§ **The records**:
• • • • •

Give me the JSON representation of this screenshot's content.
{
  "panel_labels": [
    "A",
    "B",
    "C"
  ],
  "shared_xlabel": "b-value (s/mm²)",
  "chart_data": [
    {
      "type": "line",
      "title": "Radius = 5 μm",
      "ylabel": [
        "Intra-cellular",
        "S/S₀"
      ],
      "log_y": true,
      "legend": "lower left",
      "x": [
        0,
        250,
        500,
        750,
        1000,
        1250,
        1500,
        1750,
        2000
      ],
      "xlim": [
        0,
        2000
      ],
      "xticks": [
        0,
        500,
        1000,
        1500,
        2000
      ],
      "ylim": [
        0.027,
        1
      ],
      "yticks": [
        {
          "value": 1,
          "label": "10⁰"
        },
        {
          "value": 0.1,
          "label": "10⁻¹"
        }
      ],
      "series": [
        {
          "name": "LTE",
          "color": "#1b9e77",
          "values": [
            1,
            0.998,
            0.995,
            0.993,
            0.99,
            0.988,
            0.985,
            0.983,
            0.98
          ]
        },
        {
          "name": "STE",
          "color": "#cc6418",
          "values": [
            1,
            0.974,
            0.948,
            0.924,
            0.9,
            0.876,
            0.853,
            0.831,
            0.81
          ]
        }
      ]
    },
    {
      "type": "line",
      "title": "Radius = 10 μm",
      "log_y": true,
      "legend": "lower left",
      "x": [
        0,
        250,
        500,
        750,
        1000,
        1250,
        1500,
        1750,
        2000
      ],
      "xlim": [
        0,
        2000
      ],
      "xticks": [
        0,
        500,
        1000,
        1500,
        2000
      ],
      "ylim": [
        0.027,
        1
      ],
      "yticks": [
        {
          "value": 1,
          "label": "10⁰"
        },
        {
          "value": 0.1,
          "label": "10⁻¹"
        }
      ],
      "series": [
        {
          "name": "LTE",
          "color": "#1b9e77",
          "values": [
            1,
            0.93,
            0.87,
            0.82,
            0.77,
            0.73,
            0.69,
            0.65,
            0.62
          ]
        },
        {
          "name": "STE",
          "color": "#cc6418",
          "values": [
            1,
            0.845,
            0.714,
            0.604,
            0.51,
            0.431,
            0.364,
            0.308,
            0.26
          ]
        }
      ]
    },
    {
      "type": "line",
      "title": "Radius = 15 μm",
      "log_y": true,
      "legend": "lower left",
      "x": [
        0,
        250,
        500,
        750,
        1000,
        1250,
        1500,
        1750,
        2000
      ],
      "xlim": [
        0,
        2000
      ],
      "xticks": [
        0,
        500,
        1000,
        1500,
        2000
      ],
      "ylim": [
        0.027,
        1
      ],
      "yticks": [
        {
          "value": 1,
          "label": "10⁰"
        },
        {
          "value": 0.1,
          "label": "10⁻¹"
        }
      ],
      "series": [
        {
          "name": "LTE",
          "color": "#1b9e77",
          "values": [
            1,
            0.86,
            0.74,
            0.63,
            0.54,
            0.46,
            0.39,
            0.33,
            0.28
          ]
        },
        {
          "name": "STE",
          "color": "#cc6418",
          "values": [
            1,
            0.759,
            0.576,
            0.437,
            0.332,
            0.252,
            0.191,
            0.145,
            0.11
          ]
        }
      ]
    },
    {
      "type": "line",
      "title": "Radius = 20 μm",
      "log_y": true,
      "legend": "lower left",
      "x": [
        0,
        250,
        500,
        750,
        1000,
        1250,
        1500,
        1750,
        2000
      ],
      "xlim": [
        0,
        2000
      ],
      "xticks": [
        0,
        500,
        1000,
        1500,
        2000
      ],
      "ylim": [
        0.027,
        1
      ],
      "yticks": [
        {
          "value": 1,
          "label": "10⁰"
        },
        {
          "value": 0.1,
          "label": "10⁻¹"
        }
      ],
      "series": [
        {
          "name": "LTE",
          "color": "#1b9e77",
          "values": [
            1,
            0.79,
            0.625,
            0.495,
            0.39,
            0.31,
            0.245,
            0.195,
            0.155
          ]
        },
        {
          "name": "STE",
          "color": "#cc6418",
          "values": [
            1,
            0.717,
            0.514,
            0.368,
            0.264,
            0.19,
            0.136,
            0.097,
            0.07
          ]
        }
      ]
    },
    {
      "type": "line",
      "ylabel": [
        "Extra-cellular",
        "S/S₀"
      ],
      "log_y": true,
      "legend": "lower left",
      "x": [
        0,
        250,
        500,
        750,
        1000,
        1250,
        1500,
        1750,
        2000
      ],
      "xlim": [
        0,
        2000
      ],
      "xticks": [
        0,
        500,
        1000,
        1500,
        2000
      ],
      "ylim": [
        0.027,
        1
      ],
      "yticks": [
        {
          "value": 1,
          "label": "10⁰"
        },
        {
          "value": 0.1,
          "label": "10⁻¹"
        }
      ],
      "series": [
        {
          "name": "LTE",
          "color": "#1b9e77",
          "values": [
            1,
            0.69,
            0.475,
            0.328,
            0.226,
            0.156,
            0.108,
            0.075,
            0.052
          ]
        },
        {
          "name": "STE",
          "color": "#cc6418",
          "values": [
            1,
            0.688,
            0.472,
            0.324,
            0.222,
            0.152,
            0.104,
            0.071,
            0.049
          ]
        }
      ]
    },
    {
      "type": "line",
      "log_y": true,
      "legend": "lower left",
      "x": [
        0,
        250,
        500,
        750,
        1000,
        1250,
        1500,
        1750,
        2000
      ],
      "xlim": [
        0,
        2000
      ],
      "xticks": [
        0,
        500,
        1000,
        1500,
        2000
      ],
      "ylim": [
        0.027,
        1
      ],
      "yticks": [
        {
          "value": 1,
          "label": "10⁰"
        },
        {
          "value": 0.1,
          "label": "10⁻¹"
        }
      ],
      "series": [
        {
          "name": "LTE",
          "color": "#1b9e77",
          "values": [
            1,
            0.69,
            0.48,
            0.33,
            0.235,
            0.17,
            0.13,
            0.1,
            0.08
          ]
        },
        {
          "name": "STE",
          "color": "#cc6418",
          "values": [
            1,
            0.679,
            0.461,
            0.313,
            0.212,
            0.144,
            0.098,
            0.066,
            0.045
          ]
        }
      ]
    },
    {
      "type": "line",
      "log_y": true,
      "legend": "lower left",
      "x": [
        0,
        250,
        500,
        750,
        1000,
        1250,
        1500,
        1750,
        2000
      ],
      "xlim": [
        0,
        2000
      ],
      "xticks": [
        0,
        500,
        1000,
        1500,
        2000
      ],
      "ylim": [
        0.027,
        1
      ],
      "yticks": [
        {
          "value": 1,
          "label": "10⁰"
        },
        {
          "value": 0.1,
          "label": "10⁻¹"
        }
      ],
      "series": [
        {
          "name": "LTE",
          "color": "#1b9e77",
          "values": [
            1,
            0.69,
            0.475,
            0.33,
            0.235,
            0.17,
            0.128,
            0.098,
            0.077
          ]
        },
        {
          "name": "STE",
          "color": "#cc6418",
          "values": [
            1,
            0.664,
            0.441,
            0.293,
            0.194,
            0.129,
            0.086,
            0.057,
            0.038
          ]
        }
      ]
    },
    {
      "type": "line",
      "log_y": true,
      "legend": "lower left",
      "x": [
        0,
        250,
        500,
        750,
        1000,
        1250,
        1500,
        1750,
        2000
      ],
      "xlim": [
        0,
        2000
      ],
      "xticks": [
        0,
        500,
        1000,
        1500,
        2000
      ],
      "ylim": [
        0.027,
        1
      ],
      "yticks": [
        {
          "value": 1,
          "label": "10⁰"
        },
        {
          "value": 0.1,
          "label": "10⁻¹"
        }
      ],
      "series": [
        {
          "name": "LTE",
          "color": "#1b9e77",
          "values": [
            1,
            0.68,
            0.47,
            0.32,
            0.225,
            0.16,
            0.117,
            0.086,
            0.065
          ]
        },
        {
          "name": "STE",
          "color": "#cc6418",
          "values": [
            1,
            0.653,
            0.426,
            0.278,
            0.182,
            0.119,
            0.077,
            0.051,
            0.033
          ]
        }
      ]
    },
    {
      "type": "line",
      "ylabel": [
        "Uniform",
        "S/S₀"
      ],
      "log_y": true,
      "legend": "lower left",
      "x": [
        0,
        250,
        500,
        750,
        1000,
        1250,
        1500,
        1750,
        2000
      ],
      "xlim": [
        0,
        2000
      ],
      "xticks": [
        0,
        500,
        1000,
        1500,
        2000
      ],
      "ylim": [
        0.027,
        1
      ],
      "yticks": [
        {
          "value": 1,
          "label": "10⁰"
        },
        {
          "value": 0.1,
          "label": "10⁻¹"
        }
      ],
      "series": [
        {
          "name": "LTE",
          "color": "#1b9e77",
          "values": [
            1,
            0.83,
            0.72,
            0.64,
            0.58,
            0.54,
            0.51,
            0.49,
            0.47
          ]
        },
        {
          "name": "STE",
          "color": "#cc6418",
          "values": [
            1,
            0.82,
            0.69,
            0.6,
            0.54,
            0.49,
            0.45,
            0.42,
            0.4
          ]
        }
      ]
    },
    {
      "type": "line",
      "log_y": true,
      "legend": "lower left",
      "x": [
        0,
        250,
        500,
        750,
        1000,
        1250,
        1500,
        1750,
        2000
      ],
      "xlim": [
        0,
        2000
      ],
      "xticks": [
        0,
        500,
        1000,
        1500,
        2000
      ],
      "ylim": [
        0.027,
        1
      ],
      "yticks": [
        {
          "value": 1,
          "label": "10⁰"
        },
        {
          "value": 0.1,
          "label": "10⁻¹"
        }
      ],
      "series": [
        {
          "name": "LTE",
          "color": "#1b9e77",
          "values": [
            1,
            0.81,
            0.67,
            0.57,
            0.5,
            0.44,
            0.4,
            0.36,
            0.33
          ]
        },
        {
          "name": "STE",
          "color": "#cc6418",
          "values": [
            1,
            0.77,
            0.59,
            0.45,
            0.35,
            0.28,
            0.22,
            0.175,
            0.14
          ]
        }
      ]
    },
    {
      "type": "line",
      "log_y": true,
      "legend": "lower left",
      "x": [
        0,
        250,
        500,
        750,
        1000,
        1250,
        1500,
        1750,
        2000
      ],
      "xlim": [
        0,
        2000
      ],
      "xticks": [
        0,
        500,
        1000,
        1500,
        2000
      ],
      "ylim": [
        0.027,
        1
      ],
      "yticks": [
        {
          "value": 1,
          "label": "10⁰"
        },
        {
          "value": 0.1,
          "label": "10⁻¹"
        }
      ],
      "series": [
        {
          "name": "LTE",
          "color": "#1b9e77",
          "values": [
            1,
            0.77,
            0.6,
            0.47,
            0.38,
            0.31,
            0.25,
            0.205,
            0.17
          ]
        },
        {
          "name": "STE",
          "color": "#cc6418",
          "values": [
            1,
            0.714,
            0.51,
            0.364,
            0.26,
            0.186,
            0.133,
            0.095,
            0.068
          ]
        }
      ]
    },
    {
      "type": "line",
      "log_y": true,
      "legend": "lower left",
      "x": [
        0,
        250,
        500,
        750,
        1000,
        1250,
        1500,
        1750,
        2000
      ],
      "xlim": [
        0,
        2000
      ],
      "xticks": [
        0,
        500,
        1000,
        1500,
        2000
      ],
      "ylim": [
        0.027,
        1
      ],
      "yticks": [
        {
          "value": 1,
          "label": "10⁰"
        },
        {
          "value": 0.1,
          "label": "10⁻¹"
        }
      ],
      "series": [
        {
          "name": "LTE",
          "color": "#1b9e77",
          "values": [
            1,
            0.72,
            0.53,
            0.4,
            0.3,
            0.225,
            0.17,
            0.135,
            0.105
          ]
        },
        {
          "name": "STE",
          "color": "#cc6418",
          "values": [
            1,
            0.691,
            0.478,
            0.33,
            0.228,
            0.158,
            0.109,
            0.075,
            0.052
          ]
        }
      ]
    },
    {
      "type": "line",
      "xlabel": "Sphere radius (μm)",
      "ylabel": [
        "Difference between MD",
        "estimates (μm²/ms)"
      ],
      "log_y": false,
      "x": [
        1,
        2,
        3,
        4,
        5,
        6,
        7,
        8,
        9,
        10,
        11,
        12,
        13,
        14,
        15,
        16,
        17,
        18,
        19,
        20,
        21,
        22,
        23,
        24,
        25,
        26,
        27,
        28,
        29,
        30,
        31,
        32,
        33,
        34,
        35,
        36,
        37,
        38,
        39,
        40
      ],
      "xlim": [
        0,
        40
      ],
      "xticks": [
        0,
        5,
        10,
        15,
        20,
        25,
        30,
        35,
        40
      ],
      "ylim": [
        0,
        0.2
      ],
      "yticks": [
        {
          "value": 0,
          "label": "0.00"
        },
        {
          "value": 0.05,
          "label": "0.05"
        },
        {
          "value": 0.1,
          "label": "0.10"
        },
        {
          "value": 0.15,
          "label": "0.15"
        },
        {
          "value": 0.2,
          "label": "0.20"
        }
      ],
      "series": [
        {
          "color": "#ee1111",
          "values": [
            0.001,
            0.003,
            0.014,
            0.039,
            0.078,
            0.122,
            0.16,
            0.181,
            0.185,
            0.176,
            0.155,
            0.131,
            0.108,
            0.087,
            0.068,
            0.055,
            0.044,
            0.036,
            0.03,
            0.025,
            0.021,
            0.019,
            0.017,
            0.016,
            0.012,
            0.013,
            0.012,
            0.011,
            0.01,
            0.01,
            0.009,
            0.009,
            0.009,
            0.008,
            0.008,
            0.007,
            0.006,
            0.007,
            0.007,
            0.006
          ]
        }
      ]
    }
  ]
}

• • • • •

§ **Exercise aim**: Copy all lines from the material that hold "title".

§ **Reply to the exercise**:
      "title": "Radius = 5 μm",
      "title": "Radius = 10 μm",
      "title": "Radius = 15 μm",
      "title": "Radius = 20 μm",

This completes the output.